**What to work on**:
Pull out each line of the data that includes the word "autofagosoma".

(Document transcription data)
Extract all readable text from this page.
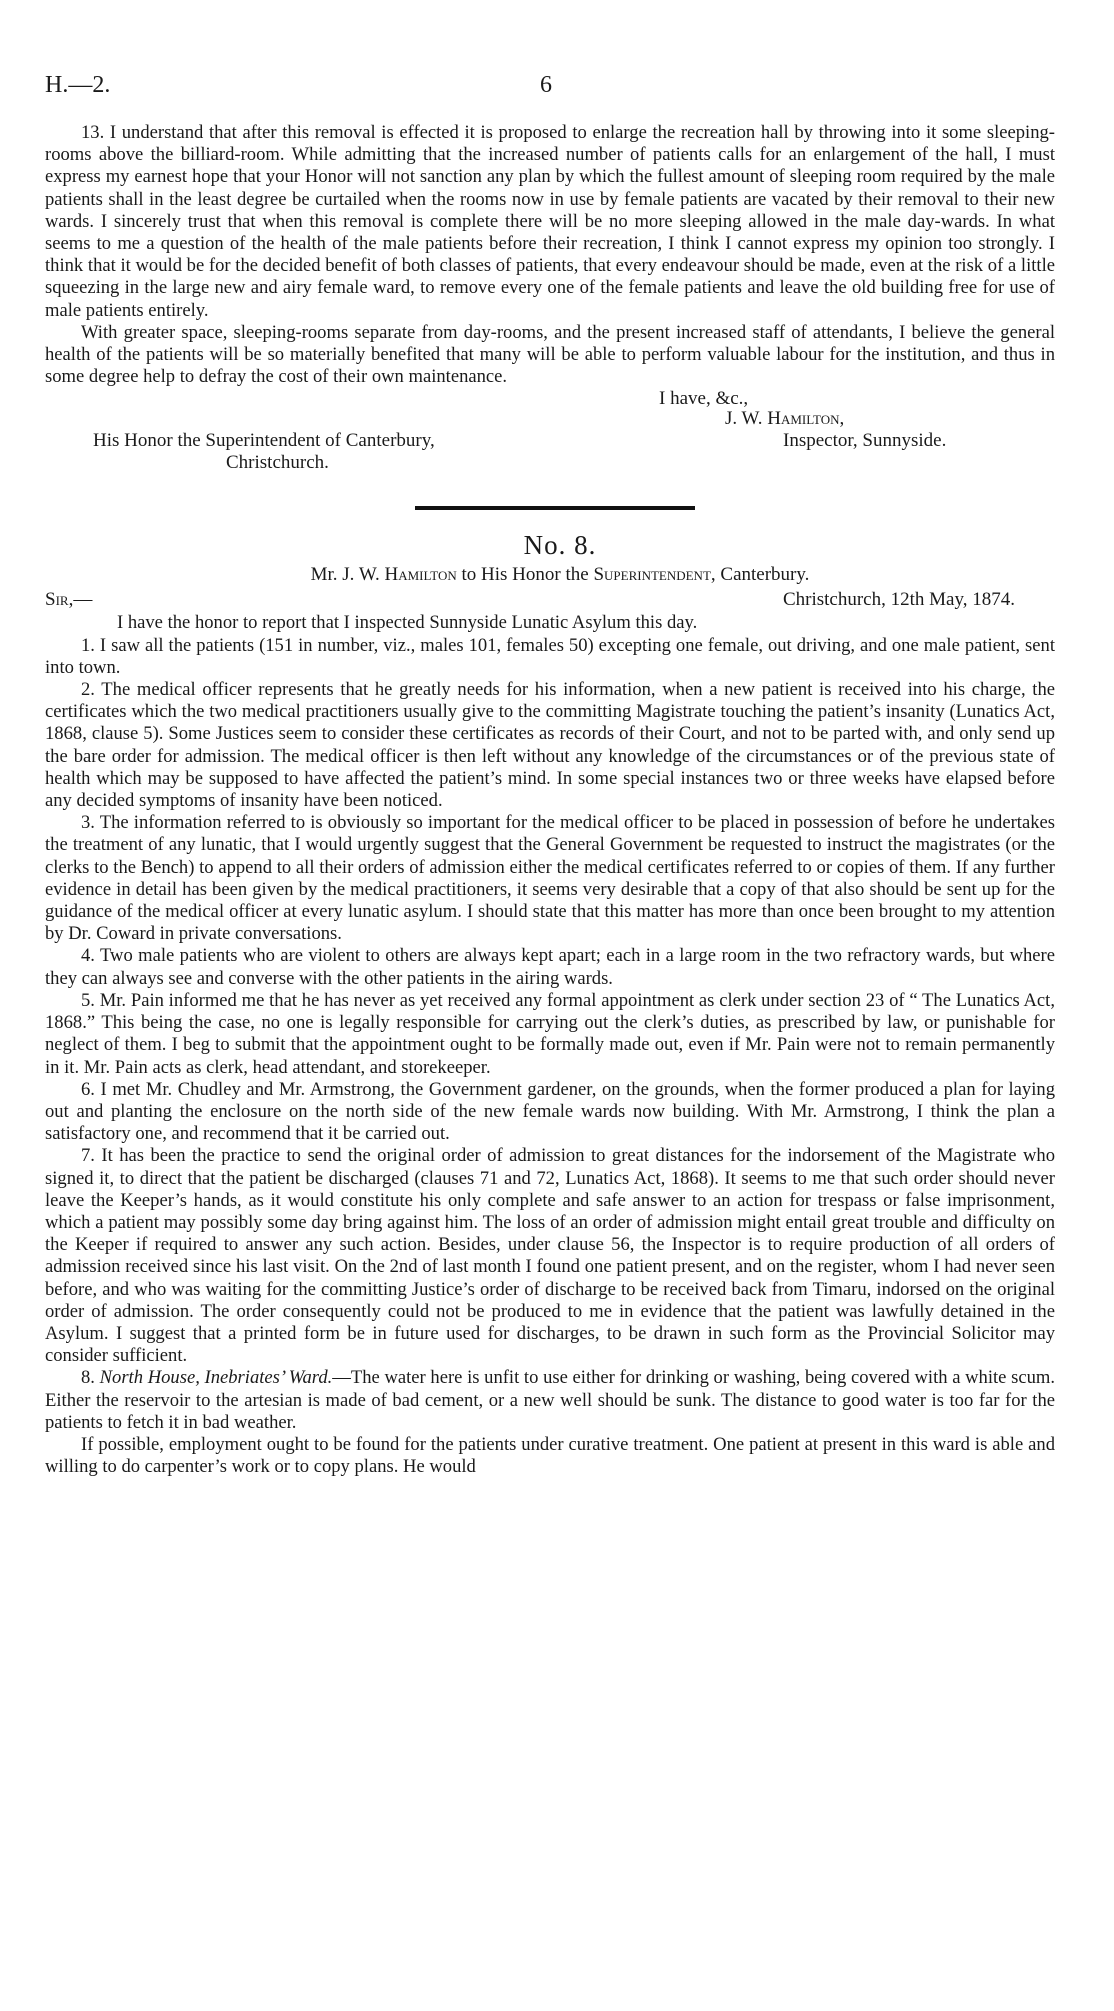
H.—2.	6

13. I understand that after this removal is effected it is proposed to enlarge the recreation hall by throwing into it some sleeping-rooms above the billiard-room. While admitting that the increased number of patients calls for an enlargement of the hall, I must express my earnest hope that your Honor will not sanction any plan by which the fullest amount of sleeping room required by the male patients shall in the least degree be curtailed when the rooms now in use by female patients are vacated by their removal to their new wards. I sincerely trust that when this removal is complete there will be no more sleeping allowed in the male day-wards. In what seems to me a question of the health of the male patients before their recreation, I think I cannot express my opinion too strongly. I think that it would be for the decided benefit of both classes of patients, that every endeavour should be made, even at the risk of a little squeezing in the large new and airy female ward, to remove every one of the female patients and leave the old building free for use of male patients entirely.

With greater space, sleeping-rooms separate from day-rooms, and the present increased staff of attendants, I believe the general health of the patients will be so materially benefited that many will be able to perform valuable labour for the institution, and thus in some degree help to defray the cost of their own maintenance.

I have, &c.,
J. W. Hamilton,
His Honor the Superintendent of Canterbury,	Inspector, Sunnyside.
Christchurch.
No. 8.
Mr. J. W. Hamilton to His Honor the Superintendent, Canterbury.
Sir,—	Christchurch, 12th May, 1874.

I have the honor to report that I inspected Sunnyside Lunatic Asylum this day.

1. I saw all the patients (151 in number, viz., males 101, females 50) excepting one female, out driving, and one male patient, sent into town.

2. The medical officer represents that he greatly needs for his information, when a new patient is received into his charge, the certificates which the two medical practitioners usually give to the committing Magistrate touching the patient’s insanity (Lunatics Act, 1868, clause 5). Some Justices seem to consider these certificates as records of their Court, and not to be parted with, and only send up the bare order for admission. The medical officer is then left without any knowledge of the circumstances or of the previous state of health which may be supposed to have affected the patient’s mind. In some special instances two or three weeks have elapsed before any decided symptoms of insanity have been noticed.

3. The information referred to is obviously so important for the medical officer to be placed in possession of before he undertakes the treatment of any lunatic, that I would urgently suggest that the General Government be requested to instruct the magistrates (or the clerks to the Bench) to append to all their orders of admission either the medical certificates referred to or copies of them. If any further evidence in detail has been given by the medical practitioners, it seems very desirable that a copy of that also should be sent up for the guidance of the medical officer at every lunatic asylum. I should state that this matter has more than once been brought to my attention by Dr. Coward in private conversations.

4. Two male patients who are violent to others are always kept apart; each in a large room in the two refractory wards, but where they can always see and converse with the other patients in the airing wards.

5. Mr. Pain informed me that he has never as yet received any formal appointment as clerk under section 23 of “ The Lunatics Act, 1868.” This being the case, no one is legally responsible for carrying out the clerk’s duties, as prescribed by law, or punishable for neglect of them. I beg to submit that the appointment ought to be formally made out, even if Mr. Pain were not to remain permanently in it. Mr. Pain acts as clerk, head attendant, and storekeeper.

6. I met Mr. Chudley and Mr. Armstrong, the Government gardener, on the grounds, when the former produced a plan for laying out and planting the enclosure on the north side of the new female wards now building. With Mr. Armstrong, I think the plan a satisfactory one, and recommend that it be carried out.

7. It has been the practice to send the original order of admission to great distances for the indorsement of the Magistrate who signed it, to direct that the patient be discharged (clauses 71 and 72, Lunatics Act, 1868). It seems to me that such order should never leave the Keeper’s hands, as it would constitute his only complete and safe answer to an action for trespass or false imprisonment, which a patient may possibly some day bring against him. The loss of an order of admission might entail great trouble and difficulty on the Keeper if required to answer any such action. Besides, under clause 56, the Inspector is to require production of all orders of admission received since his last visit. On the 2nd of last month I found one patient present, and on the register, whom I had never seen before, and who was waiting for the committing Justice’s order of discharge to be received back from Timaru, indorsed on the original order of admission. The order consequently could not be produced to me in evidence that the patient was lawfully detained in the Asylum. I suggest that a printed form be in future used for discharges, to be drawn in such form as the Provincial Solicitor may consider sufficient.

8. North House, Inebriates’ Ward.—The water here is unfit to use either for drinking or washing, being covered with a white scum. Either the reservoir to the artesian is made of bad cement, or a new well should be sunk. The distance to good water is too far for the patients to fetch it in bad weather.

If possible, employment ought to be found for the patients under curative treatment. One patient at present in this ward is able and willing to do carpenter’s work or to copy plans. He would
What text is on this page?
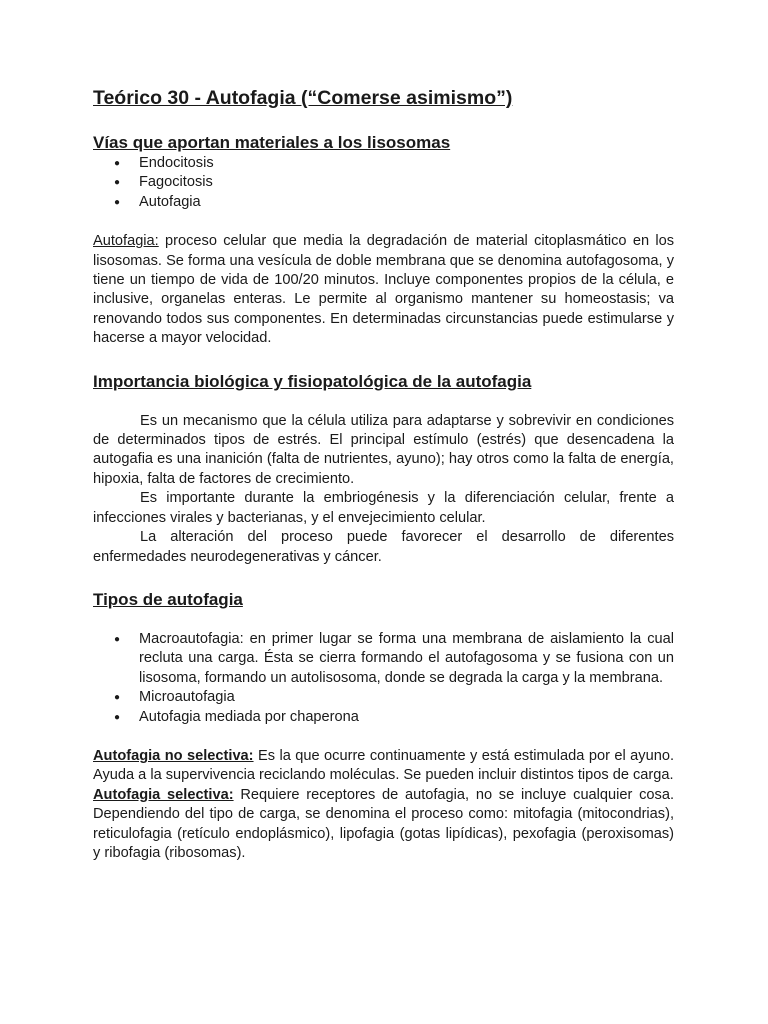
Teórico 30 - Autofagia (“Comerse asimismo”)
Vías que aportan materiales a los lisosomas
● Endocitosis
● Fagocitosis
● Autofagia

Autofagia: proceso celular que media la degradación de material citoplasmático en los lisosomas. Se forma una vesícula de doble membrana que se denomina autofagosoma, y tiene un tiempo de vida de 100/20 minutos. Incluye componentes propios de la célula, e inclusive, organelas enteras. Le permite al organismo mantener su homeostasis; va renovando todos sus componentes. En determinadas circunstancias puede estimularse y hacerse a mayor velocidad.

Importancia biológica y fisiopatológica de la autofagia

Es un mecanismo que la célula utiliza para adaptarse y sobrevivir en condiciones de determinados tipos de estrés. El principal estímulo (estrés) que desencadena la autogafia es una inanición (falta de nutrientes, ayuno); hay otros como la falta de energía, hipoxia, falta de factores de crecimiento.

Es importante durante la embriogénesis y la diferenciación celular, frente a infecciones virales y bacterianas, y el envejecimiento celular.

La alteración del proceso puede favorecer el desarrollo de diferentes enfermedades neurodegenerativas y cáncer.

Tipos de autofagia
● Macroautofagia: en primer lugar se forma una membrana de aislamiento la cual recluta una carga. Ésta se cierra formando el autofagosoma y se fusiona con un lisosoma, formando un autolisosoma, donde se degrada la carga y la membrana.
● Microautofagia
● Autofagia mediada por chaperona

Autofagia no selectiva: Es la que ocurre continuamente y está estimulada por el ayuno. Ayuda a la supervivencia reciclando moléculas. Se pueden incluir distintos tipos de carga.

Autofagia selectiva: Requiere receptores de autofagia, no se incluye cualquier cosa. Dependiendo del tipo de carga, se denomina el proceso como: mitofagia (mitocondrias), reticulofagia (retículo endoplásmico), lipofagia (gotas lipídicas), pexofagia (peroxisomas) y ribofagia (ribosomas).
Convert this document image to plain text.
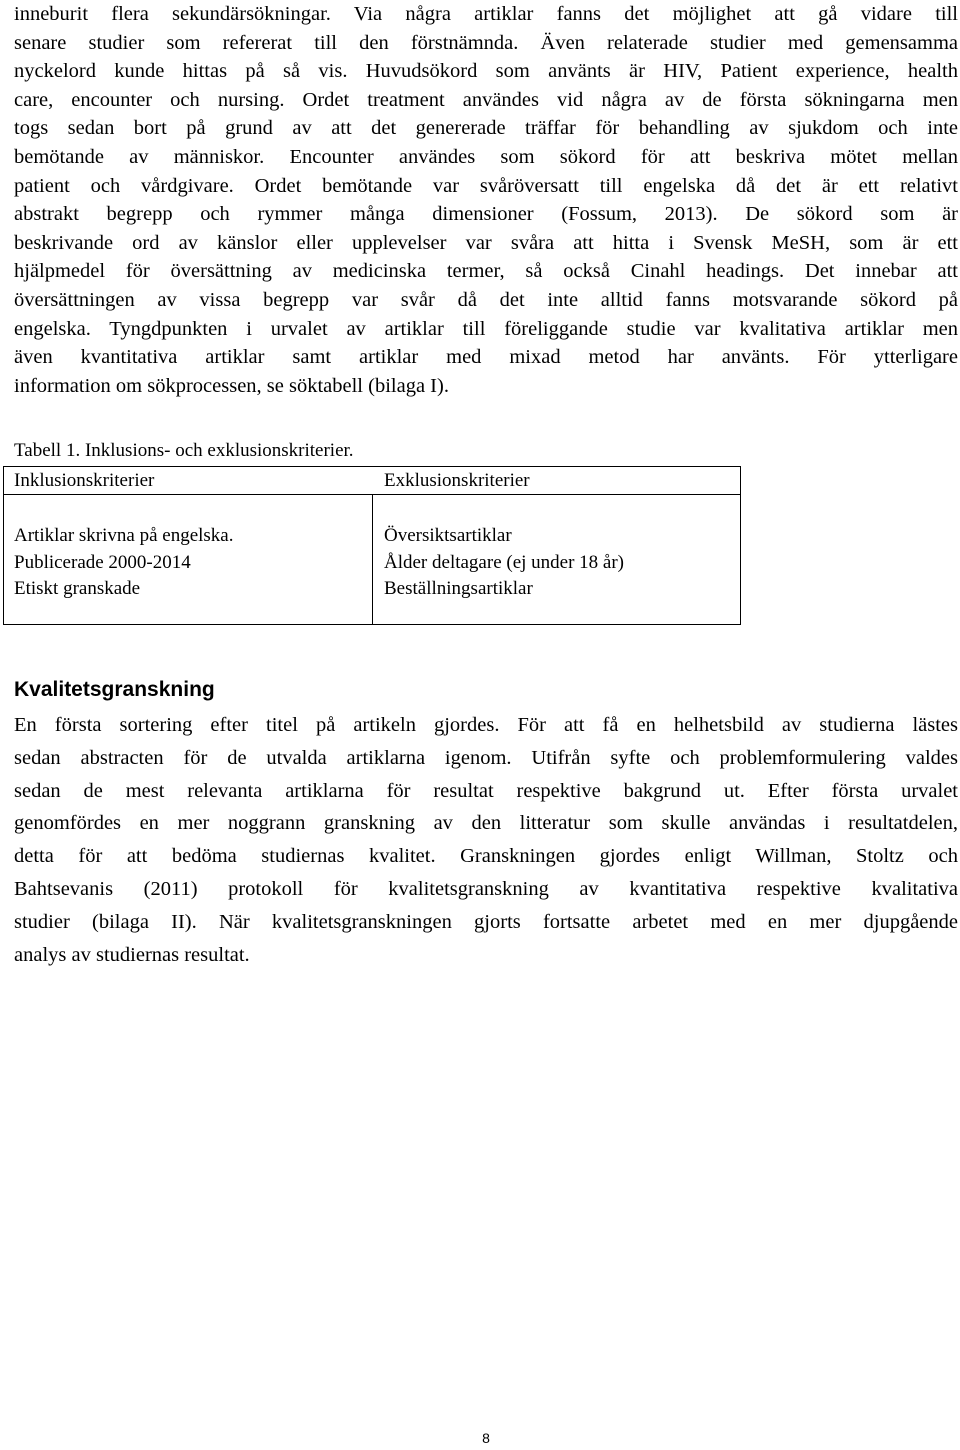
inneburit flera sekundärsökningar. Via några artiklar fanns det möjlighet att gå vidare till
senare studier som refererat till den förstnämnda. Även relaterade studier med gemensamma
nyckelord kunde hittas på så vis. Huvudsökord som använts är HIV, Patient experience, health
care, encounter och nursing. Ordet treatment användes vid några av de första sökningarna men
togs sedan bort på grund av att det genererade träffar för behandling av sjukdom och inte
bemötande av människor. Encounter användes som sökord för att beskriva mötet mellan
patient och vårdgivare. Ordet bemötande var svåröversatt till engelska då det är ett relativt
abstrakt begrepp och rymmer många dimensioner (Fossum, 2013). De sökord som är
beskrivande ord av känslor eller upplevelser var svåra att hitta i Svensk MeSH, som är ett
hjälpmedel för översättning av medicinska termer, så också Cinahl headings. Det innebar att
översättningen av vissa begrepp var svår då det inte alltid fanns motsvarande sökord på
engelska. Tyngdpunkten i urvalet av artiklar till föreliggande studie var kvalitativa artiklar men
även kvantitativa artiklar samt artiklar med mixad metod har använts. För ytterligare
information om sökprocessen, se söktabell (bilaga I).

Tabell 1. Inklusions- och exklusionskriterier.

Inklusionskriterier	Exklusionskriterier
Artiklar skrivna på engelska.
Publicerade 2000-2014
Etiskt granskade
Översiktsartiklar
Ålder deltagare (ej under 18 år)
Beställningsartiklar
Kvalitetsgranskning

En första sortering efter titel på artikeln gjordes. För att få en helhetsbild av studierna lästes
sedan abstracten för de utvalda artiklarna igenom. Utifrån syfte och problemformulering valdes
sedan de mest relevanta artiklarna för resultat respektive bakgrund ut. Efter första urvalet
genomfördes en mer noggrann granskning av den litteratur som skulle användas i resultatdelen,
detta för att bedöma studiernas kvalitet. Granskningen gjordes enligt Willman, Stoltz och
Bahtsevanis (2011) protokoll för kvalitetsgranskning av kvantitativa respektive kvalitativa
studier (bilaga II). När kvalitetsgranskningen gjorts fortsatte arbetet med en mer djupgående
analys av studiernas resultat.

8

**Reply to the task**:
Autofagia: proceso celular que media la degradación de material citoplasmático en los lisosomas. Se forma una vesícula de doble membrana que se denomina autofagosoma, y tiene un tiempo de vida de 100/20 minutos. Incluye componentes propios de la célula, e inclusive, organelas enteras. Le permite al organismo mantener su homeostasis; va renovando todos sus componentes. En determinadas circunstancias puede estimularse y hacerse a mayor velocidad.
● Macroautofagia: en primer lugar se forma una membrana de aislamiento la cual recluta una carga. Ésta se cierra formando el autofagosoma y se fusiona con un lisosoma, formando un autolisosoma, donde se degrada la carga y la membrana.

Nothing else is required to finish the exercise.